## Requirements:
Reproduce each line of the listing exactly.

[Figure data in JSON]
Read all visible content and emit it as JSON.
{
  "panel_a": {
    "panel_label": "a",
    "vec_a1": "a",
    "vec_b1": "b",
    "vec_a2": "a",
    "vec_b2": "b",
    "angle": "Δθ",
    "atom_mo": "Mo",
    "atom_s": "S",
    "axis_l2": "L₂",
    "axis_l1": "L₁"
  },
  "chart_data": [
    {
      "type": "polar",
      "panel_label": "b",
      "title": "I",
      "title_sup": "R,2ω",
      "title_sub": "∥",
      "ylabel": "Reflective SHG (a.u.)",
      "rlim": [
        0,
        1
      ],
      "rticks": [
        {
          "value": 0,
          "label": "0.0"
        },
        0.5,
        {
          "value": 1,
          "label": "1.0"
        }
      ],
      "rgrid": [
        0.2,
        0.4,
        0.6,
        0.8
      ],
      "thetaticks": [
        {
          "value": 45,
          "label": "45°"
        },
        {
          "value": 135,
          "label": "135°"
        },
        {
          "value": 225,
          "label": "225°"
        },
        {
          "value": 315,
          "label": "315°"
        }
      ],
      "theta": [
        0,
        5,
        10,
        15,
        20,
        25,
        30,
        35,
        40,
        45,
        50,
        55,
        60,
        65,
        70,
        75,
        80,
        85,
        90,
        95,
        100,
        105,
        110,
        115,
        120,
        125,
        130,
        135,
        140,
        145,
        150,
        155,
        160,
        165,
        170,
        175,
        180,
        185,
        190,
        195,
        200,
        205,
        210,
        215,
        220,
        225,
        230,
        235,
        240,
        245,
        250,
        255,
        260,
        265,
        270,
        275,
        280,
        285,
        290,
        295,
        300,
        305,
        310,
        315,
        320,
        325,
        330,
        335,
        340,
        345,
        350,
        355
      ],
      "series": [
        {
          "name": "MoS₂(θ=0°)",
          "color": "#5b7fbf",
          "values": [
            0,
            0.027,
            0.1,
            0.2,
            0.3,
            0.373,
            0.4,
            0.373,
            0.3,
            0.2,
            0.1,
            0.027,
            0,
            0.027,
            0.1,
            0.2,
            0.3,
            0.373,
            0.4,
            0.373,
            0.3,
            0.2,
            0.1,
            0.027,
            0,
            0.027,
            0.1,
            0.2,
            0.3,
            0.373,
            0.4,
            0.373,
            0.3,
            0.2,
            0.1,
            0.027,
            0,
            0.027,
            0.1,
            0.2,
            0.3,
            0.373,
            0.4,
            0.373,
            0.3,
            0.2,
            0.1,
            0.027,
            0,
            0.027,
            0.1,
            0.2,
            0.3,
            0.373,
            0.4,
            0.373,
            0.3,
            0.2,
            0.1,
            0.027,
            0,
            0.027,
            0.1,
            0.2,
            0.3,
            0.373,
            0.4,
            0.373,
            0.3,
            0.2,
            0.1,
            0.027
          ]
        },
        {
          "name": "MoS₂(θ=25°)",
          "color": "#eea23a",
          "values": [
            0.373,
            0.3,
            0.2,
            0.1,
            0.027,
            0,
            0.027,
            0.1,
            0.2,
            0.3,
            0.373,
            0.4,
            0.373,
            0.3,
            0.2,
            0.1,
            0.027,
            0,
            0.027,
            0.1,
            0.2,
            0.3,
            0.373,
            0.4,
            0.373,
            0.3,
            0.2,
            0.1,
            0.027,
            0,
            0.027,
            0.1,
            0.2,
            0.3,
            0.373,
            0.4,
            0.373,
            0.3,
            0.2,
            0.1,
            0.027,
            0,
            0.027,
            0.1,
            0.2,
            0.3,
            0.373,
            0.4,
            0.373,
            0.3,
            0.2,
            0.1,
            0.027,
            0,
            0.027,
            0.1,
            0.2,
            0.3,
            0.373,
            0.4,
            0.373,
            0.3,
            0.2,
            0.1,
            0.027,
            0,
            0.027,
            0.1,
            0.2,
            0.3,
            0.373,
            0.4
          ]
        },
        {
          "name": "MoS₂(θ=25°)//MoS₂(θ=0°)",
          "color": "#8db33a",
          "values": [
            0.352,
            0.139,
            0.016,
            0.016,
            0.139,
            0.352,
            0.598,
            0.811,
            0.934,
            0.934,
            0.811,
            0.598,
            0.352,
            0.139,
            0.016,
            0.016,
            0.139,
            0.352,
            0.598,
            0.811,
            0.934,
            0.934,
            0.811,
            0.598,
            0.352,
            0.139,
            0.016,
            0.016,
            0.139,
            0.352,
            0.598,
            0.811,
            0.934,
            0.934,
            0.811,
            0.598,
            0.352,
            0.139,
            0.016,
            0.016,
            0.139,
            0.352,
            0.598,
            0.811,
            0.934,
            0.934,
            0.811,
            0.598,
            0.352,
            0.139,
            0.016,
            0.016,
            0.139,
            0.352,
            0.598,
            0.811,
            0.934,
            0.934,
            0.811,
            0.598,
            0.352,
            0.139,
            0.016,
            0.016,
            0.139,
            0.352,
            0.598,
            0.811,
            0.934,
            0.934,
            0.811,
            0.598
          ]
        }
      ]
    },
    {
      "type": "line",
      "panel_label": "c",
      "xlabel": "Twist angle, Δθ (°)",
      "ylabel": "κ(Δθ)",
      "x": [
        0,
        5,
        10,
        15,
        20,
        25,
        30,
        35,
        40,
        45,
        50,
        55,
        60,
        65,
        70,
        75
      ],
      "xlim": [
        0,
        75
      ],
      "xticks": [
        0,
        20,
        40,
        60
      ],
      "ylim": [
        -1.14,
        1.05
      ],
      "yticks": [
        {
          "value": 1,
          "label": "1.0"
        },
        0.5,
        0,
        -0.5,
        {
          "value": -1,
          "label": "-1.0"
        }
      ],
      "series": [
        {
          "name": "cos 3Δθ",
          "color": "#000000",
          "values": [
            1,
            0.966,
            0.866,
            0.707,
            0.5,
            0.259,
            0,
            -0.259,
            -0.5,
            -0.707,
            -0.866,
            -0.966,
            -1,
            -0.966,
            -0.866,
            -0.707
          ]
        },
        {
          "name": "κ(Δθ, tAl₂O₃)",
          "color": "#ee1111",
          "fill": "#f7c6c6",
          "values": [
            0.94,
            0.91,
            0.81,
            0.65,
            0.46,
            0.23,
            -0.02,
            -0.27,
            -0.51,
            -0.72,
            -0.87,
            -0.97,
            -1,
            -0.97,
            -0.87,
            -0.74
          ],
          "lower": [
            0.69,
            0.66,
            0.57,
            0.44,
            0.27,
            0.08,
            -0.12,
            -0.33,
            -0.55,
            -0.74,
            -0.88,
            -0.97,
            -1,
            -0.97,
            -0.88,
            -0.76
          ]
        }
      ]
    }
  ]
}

## Final answer:
Read all visible content and emit it as JSON.
{
  "panel_a": {
    "panel_label": "a",
    "vec_a1": "a",
    "vec_b1": "b",
    "vec_a2": "a",
    "vec_b2": "b",
    "angle": "Δθ",
    "atom_mo": "Mo",
    "atom_s": "S",
    "axis_l2": "L₂",
    "axis_l1": "L₁"
  },
  "chart_data": [
    {
      "type": "polar",
      "panel_label": "b",
      "title": "I",
      "title_sup": "R,2ω",
      "title_sub": "∥",
      "ylabel": "Reflective SHG (a.u.)",
      "rlim": [
        0,
        1
      ],
      "rticks": [
        {
          "value": 0,
          "label": "0.0"
        },
        0.5,
        {
          "value": 1,
          "label": "1.0"
        }
      ],
      "rgrid": [
        0.2,
        0.4,
        0.6,
        0.8
      ],
      "thetaticks": [
        {
          "value": 45,
          "label": "45°"
        },
        {
          "value": 135,
          "label": "135°"
        },
        {
          "value": 225,
          "label": "225°"
        },
        {
          "value": 315,
          "label": "315°"
        }
      ],
      "theta": [
        0,
        5,
        10,
        15,
        20,
        25,
        30,
        35,
        40,
        45,
        50,
        55,
        60,
        65,
        70,
        75,
        80,
        85,
        90,
        95,
        100,
        105,
        110,
        115,
        120,
        125,
        130,
        135,
        140,
        145,
        150,
        155,
        160,
        165,
        170,
        175,
        180,
        185,
        190,
        195,
        200,
        205,
        210,
        215,
        220,
        225,
        230,
        235,
        240,
        245,
        250,
        255,
        260,
        265,
        270,
        275,
        280,
        285,
        290,
        295,
        300,
        305,
        310,
        315,
        320,
        325,
        330,
        335,
        340,
        345,
        350,
        355
      ],
      "series": [
        {
          "name": "MoS₂(θ=0°)",
          "color": "#5b7fbf",
          "values": [
            0,
            0.027,
            0.1,
            0.2,
            0.3,
            0.373,
            0.4,
            0.373,
            0.3,
            0.2,
            0.1,
            0.027,
            0,
            0.027,
            0.1,
            0.2,
            0.3,
            0.373,
            0.4,
            0.373,
            0.3,
            0.2,
            0.1,
            0.027,
            0,
            0.027,
            0.1,
            0.2,
            0.3,
            0.373,
            0.4,
            0.373,
            0.3,
            0.2,
            0.1,
            0.027,
            0,
            0.027,
            0.1,
            0.2,
            0.3,
            0.373,
            0.4,
            0.373,
            0.3,
            0.2,
            0.1,
            0.027,
            0,
            0.027,
            0.1,
            0.2,
            0.3,
            0.373,
            0.4,
            0.373,
            0.3,
            0.2,
            0.1,
            0.027,
            0,
            0.027,
            0.1,
            0.2,
            0.3,
            0.373,
            0.4,
            0.373,
            0.3,
            0.2,
            0.1,
            0.027
          ]
        },
        {
          "name": "MoS₂(θ=25°)",
          "color": "#eea23a",
          "values": [
            0.373,
            0.3,
            0.2,
            0.1,
            0.027,
            0,
            0.027,
            0.1,
            0.2,
            0.3,
            0.373,
            0.4,
            0.373,
            0.3,
            0.2,
            0.1,
            0.027,
            0,
            0.027,
            0.1,
            0.2,
            0.3,
            0.373,
            0.4,
            0.373,
            0.3,
            0.2,
            0.1,
            0.027,
            0,
            0.027,
            0.1,
            0.2,
            0.3,
            0.373,
            0.4,
            0.373,
            0.3,
            0.2,
            0.1,
            0.027,
            0,
            0.027,
            0.1,
            0.2,
            0.3,
            0.373,
            0.4,
            0.373,
            0.3,
            0.2,
            0.1,
            0.027,
            0,
            0.027,
            0.1,
            0.2,
            0.3,
            0.373,
            0.4,
            0.373,
            0.3,
            0.2,
            0.1,
            0.027,
            0,
            0.027,
            0.1,
            0.2,
            0.3,
            0.373,
            0.4
          ]
        },
        {
          "name": "MoS₂(θ=25°)//MoS₂(θ=0°)",
          "color": "#8db33a",
          "values": [
            0.352,
            0.139,
            0.016,
            0.016,
            0.139,
            0.352,
            0.598,
            0.811,
            0.934,
            0.934,
            0.811,
            0.598,
            0.352,
            0.139,
            0.016,
            0.016,
            0.139,
            0.352,
            0.598,
            0.811,
            0.934,
            0.934,
            0.811,
            0.598,
            0.352,
            0.139,
            0.016,
            0.016,
            0.139,
            0.352,
            0.598,
            0.811,
            0.934,
            0.934,
            0.811,
            0.598,
            0.352,
            0.139,
            0.016,
            0.016,
            0.139,
            0.352,
            0.598,
            0.811,
            0.934,
            0.934,
            0.811,
            0.598,
            0.352,
            0.139,
            0.016,
            0.016,
            0.139,
            0.352,
            0.598,
            0.811,
            0.934,
            0.934,
            0.811,
            0.598,
            0.352,
            0.139,
            0.016,
            0.016,
            0.139,
            0.352,
            0.598,
            0.811,
            0.934,
            0.934,
            0.811,
            0.598
          ]
        }
      ]
    },
    {
      "type": "line",
      "panel_label": "c",
      "xlabel": "Twist angle, Δθ (°)",
      "ylabel": "κ(Δθ)",
      "x": [
        0,
        5,
        10,
        15,
        20,
        25,
        30,
        35,
        40,
        45,
        50,
        55,
        60,
        65,
        70,
        75
      ],
      "xlim": [
        0,
        75
      ],
      "xticks": [
        0,
        20,
        40,
        60
      ],
      "ylim": [
        -1.14,
        1.05
      ],
      "yticks": [
        {
          "value": 1,
          "label": "1.0"
        },
        0.5,
        0,
        -0.5,
        {
          "value": -1,
          "label": "-1.0"
        }
      ],
      "series": [
        {
          "name": "cos 3Δθ",
          "color": "#000000",
          "values": [
            1,
            0.966,
            0.866,
            0.707,
            0.5,
            0.259,
            0,
            -0.259,
            -0.5,
            -0.707,
            -0.866,
            -0.966,
            -1,
            -0.966,
            -0.866,
            -0.707
          ]
        },
        {
          "name": "κ(Δθ, tAl₂O₃)",
          "color": "#ee1111",
          "fill": "#f7c6c6",
          "values": [
            0.94,
            0.91,
            0.81,
            0.65,
            0.46,
            0.23,
            -0.02,
            -0.27,
            -0.51,
            -0.72,
            -0.87,
            -0.97,
            -1,
            -0.97,
            -0.87,
            -0.74
          ],
          "lower": [
            0.69,
            0.66,
            0.57,
            0.44,
            0.27,
            0.08,
            -0.12,
            -0.33,
            -0.55,
            -0.74,
            -0.88,
            -0.97,
            -1,
            -0.97,
            -0.88,
            -0.76
          ]
        }
      ]
    }
  ]
}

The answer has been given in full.